Task prompt: Look through the data for the string "JSON". Copy every line where it is found.

Data rows:
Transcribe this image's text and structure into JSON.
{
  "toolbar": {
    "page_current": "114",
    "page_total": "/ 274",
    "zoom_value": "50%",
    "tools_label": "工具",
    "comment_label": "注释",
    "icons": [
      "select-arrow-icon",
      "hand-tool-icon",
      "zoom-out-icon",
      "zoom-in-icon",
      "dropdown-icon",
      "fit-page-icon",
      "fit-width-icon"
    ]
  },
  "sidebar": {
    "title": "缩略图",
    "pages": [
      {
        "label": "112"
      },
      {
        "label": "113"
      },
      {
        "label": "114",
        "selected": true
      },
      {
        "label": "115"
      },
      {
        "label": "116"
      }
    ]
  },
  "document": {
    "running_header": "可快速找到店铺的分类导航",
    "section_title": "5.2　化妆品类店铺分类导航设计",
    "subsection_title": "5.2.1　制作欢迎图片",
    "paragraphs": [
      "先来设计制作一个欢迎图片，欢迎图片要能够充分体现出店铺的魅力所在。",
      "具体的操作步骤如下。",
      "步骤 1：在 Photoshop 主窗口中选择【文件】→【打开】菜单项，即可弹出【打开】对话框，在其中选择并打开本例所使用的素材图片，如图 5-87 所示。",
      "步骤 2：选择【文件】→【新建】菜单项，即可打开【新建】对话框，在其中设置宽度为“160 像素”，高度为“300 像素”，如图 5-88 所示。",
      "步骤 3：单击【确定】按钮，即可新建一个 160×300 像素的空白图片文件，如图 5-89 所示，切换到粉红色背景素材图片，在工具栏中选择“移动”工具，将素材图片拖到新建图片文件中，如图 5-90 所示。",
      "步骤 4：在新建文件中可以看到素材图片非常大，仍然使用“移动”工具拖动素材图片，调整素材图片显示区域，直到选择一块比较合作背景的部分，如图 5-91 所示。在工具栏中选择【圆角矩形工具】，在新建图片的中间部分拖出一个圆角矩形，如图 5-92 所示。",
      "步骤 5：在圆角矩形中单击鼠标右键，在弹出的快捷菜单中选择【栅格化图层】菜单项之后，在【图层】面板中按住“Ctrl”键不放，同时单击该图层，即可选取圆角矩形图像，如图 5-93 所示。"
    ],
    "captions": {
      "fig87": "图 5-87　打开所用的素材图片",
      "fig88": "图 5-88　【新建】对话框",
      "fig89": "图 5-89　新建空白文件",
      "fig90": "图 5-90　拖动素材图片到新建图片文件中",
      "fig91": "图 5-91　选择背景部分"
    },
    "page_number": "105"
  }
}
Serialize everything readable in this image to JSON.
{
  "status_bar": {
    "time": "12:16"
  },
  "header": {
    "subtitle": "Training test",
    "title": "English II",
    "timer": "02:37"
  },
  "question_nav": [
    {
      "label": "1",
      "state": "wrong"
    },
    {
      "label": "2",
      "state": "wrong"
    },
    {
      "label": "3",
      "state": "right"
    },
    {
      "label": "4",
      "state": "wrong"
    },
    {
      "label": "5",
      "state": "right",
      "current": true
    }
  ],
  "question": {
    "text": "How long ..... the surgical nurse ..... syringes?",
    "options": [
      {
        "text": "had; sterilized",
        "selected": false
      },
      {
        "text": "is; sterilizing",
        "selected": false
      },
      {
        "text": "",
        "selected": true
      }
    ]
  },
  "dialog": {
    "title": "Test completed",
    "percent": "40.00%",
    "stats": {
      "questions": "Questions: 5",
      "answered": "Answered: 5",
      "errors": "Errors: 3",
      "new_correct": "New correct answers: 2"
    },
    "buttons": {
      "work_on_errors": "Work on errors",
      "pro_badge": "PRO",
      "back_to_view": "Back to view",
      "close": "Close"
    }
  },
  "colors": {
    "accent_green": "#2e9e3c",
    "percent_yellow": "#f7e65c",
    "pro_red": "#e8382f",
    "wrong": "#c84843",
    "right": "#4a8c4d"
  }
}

Finished answer:
Transcribe this image's text and structure into JSON.
Serialize everything readable in this image to JSON.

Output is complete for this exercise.